• kırbaçlanan kunta kinte'ye efendileri tarafından sıklıkla yinelenmiş bir ikaz, bir dostça uyarıdır.

    - adın ne?
    - kunta kinte!
    - toby diyeceksin (şrrrak)
    - kuntahhhh kinteeeh....
    - yahu ha kunta, ha toby, yapacağın kölelik en nihayetinde...ki onu da yapma demiyorum toby olarak yine yap!
    - kunta.
    - ohoo.

    ilgili videoyu da koyayım da neden bahsettiğim anlaşılsın (ninjacloak.com dan bakabilirsiniz):

    http://www.youtube.com/watch?v=mrtuxjhbmi4

    edit: erişemeyenler olmuş, ninja kloktan gir, kunta kinte yaz arat, ilk çıkan kime sorsan gösterir. eyc, tevellüt verifikasyonu istiyor. niye? çünkü düşünceliler. gençler zarar görsün istemiyorlar.öncelikler yüzünden
  • - arkadaşlar hepimiz bu sistemde köleyiz, ayaklanıp haklarımızı ele geçirmeliyiz!
    - geçirmeliyiz de, sen de biraz ılımlı ol toby!? hep isyan? hep burun delikleri hızla açılıp kapanan öfke? o sicim gibi terleyen çehre? olmuyor! bizi de kötü tanıtıyorsun...
    - yahu ne ılımlısı, köleyiz diyorum?
    - yooo, bi saniye bi saniye ama...ne belli? belki ben öyle hissetmiyorum. sen farklısın, ben farklıyım kunta. ad hominem yapma lütfen. ayrıca belki köleler mutlu köle olduklarına? hiç onlara sordun mu? bu kadar adam yaşıyor, gidiyor tobi, kimse de şikayet etmiyor. bir sen çan çan... sende bir sorun olamaz mı belki de? iktidarla sorun, muhalif olayım marjinal prim yapayım, karıları götüreyim belki? hı? hem o kadar basitleştirme durumu. durum çok grift. çok fazla şey var. bir kere bu efendi-köle diyalektiğinin modası geçti toby? artık 19.yy dayız dostum? 1840lardayız. sen ta 20 sene önceki adamdan laf araklıyon bana. artık yeni, globalleşen dünya. enerji. insan. hukuk. iyi yönetişim. bunlar var. efendi-köle kalmadı, sınırlar flulaşıyor, sanayi devrimi ve zeytin dalı var artık kunta...bitti o dönem.

Veri Kümesi Alıntıları

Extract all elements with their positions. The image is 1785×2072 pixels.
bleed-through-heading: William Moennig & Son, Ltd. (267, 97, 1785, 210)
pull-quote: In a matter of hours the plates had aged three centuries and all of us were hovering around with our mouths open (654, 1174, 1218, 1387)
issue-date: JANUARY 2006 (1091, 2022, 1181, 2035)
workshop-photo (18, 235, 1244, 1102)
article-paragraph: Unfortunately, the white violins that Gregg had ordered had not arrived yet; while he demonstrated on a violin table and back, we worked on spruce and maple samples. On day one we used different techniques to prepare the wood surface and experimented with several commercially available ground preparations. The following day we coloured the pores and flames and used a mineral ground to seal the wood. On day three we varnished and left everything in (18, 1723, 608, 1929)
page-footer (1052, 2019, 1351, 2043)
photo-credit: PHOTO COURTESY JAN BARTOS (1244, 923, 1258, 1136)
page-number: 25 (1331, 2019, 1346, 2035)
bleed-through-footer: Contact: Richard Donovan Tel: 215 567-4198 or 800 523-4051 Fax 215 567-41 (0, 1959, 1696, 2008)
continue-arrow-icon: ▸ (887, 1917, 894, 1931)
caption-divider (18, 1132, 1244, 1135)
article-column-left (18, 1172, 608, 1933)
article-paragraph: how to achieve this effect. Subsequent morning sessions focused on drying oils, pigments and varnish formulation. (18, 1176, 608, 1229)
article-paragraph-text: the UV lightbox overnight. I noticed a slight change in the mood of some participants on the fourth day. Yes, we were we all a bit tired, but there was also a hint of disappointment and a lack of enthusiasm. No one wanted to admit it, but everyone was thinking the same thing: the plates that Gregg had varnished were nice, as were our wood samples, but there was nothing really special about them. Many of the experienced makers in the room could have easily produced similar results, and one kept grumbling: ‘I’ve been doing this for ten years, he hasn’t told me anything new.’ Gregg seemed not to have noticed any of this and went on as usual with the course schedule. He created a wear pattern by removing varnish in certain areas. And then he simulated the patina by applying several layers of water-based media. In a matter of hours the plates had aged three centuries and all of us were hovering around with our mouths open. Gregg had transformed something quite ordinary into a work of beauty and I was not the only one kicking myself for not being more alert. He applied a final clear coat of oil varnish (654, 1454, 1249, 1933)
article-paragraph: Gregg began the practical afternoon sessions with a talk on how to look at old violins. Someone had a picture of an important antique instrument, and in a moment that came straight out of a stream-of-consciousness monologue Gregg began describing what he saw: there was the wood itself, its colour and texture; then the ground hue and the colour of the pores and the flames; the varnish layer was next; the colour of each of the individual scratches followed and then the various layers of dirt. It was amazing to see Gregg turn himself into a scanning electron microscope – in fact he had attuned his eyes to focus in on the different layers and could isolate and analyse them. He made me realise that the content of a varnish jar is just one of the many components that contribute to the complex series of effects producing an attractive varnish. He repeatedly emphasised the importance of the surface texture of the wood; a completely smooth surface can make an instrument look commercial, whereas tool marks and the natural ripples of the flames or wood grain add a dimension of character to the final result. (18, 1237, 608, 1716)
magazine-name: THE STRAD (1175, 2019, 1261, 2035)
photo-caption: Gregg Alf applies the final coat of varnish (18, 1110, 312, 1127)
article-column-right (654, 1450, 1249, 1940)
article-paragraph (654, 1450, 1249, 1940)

Kısa Görev A
Kunta Kinte metninde Kunta Kinte'nin kendisine ad olarak hangi ismi söylemesi istenmektedir?
Kısa Görev B
Kunta Kinte metninin son paragrafında "globalleşen dünya." ile "bunlar var." arasında sıralanan kavramların tamamını yazınız.
Kısa Görev C
Kunta Kinte metnini son cümlesinden sonrasını yazarak sürdürünüz.

Yazılı Yanıt A
toby

Yazılı Yanıt B
enerji, insan, hukuk, iyi yönetişim

Yazılı Yanıt C
    - abi, nasıl bitti, işte hala köleyiz, şekle bak amına koyim?
    - ne var şeklimizde toby? ben gayet güzel yaşıyorum. bana ben hiç köleymişim gibi gelmiyor.
    - ev kölesisin de ondan.
    - e sen de ol ev kölesi? olan nasıl oluyor ev kölesi? çalışmışım olmuşum. sen de ol? olsan bi, tarlaya yine inersin hafta sonları? hem o kadar araya adam sokturttuk? sen ne yaptın, yok ismim toby değil, kunta kinte. canım sana ne? adam sana toby de der, tombi de? muhatabın mı herif? onun öyle işine geliyor, dili dönmüyor diye tobi demiş ne var bunda? hem seni isminle bilecek ki diğerleri ile karışmayasın. senin güvenliğin için. senin de çıkarın var yani. sen ekmeğine bak tobicim (helo gereyn). sen ortamına bak.
    - abi hala tobi diyorsun, kunta diyorum.
    - kuntacığım, ben sana devrimcilik yapma demiyorum toby olarak yine yap. ama üslup mühim toby? adamları kızdırma. adamın kırbacı var. adamın yasası var. ayrıca çok merak ediyorsan efendiyle benim de aram limoni olabiliyor bazen tobi. misal geçen seni kırbaçladıklarında bütün gün yüzümü astım. protesto ettim. anladı bence. çok bozuldu. düşünceliydi. böyle böyle, yavaş yavaş. senin acelen mi var tobicim, köleliği tarladaki adam düşünsün? hem ileride bir gün bu memlekette zencilerden başkan bile çıkacak bak, na buraya yazıyorum!
  • - ...sistemde köle olmaklık hali
    - kunta? anlatıyorsun da sonra seni yine ben kırbaçlayacağım biliyorsun di mi?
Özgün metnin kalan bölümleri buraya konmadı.